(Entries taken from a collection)
—————

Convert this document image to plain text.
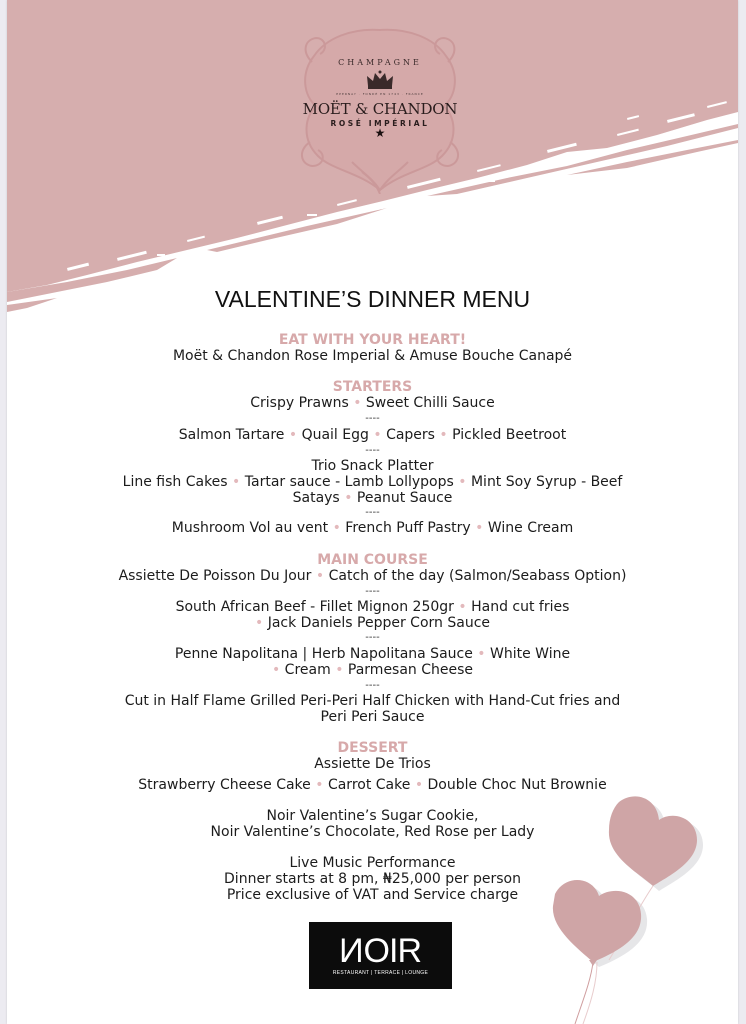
CHAMPAGNE
EPERNAY · FONDÉ EN 1743 · FRANCE
MOËT & CHANDON
ROSÉ IMPÉRIAL
★
VALENTINE’S DINNER MENU
EAT WITH YOUR HEART!
Moët & Chandon Rose Imperial & Amuse Bouche Canapé
STARTERS
Crispy Prawns • Sweet Chilli Sauce
----
Salmon Tartare • Quail Egg • Capers • Pickled Beetroot
----
Trio Snack Platter
Line fish Cakes • Tartar sauce - Lamb Lollypops • Mint Soy Syrup - Beef
Satays • Peanut Sauce
----
Mushroom Vol au vent • French Puff Pastry • Wine Cream
MAIN COURSE
Assiette De Poisson Du Jour • Catch of the day (Salmon/Seabass Option)
----
South African Beef - Fillet Mignon 250gr • Hand cut fries
• Jack Daniels Pepper Corn Sauce
----
Penne Napolitana | Herb Napolitana Sauce • White Wine
• Cream • Parmesan Cheese
----
Cut in Half Flame Grilled Peri-Peri Half Chicken with Hand-Cut fries and
Peri Peri Sauce
DESSERT
Assiette De Trios
Strawberry Cheese Cake • Carrot Cake • Double Choc Nut Brownie
Noir Valentine’s Sugar Cookie,
Noir Valentine’s Chocolate, Red Rose per Lady
Live Music Performance
Dinner starts at 8 pm, ₦25,000 per person
Price exclusive of VAT and Service charge
NOIR
RESTAURANT | TERRACE | LOUNGE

—————

Exactly as written, return every line of the listing, but not the pictures.

## WRITTEN RESPONSE
Convert this document image to plain text.
CHAMPAGNE
EPERNAY · FONDÉ EN 1743 · FRANCE
MOËT & CHANDON
ROSÉ IMPÉRIAL
★
VALENTINE’S DINNER MENU
EAT WITH YOUR HEART!
Moët & Chandon Rose Imperial & Amuse Bouche Canapé
STARTERS
Crispy Prawns • Sweet Chilli Sauce
----
Salmon Tartare • Quail Egg • Capers • Pickled Beetroot
----
Trio Snack Platter
Line fish Cakes • Tartar sauce - Lamb Lollypops • Mint Soy Syrup - Beef
Satays • Peanut Sauce
----
Mushroom Vol au vent • French Puff Pastry • Wine Cream
MAIN COURSE
Assiette De Poisson Du Jour • Catch of the day (Salmon/Seabass Option)
----
South African Beef - Fillet Mignon 250gr • Hand cut fries
• Jack Daniels Pepper Corn Sauce
----
Penne Napolitana | Herb Napolitana Sauce • White Wine
• Cream • Parmesan Cheese
----
Cut in Half Flame Grilled Peri-Peri Half Chicken with Hand-Cut fries and
Peri Peri Sauce
DESSERT
Assiette De Trios
Strawberry Cheese Cake • Carrot Cake • Double Choc Nut Brownie
Noir Valentine’s Sugar Cookie,
Noir Valentine’s Chocolate, Red Rose per Lady
Live Music Performance
Dinner starts at 8 pm, ₦25,000 per person
Price exclusive of VAT and Service charge
NOIR
RESTAURANT | TERRACE | LOUNGE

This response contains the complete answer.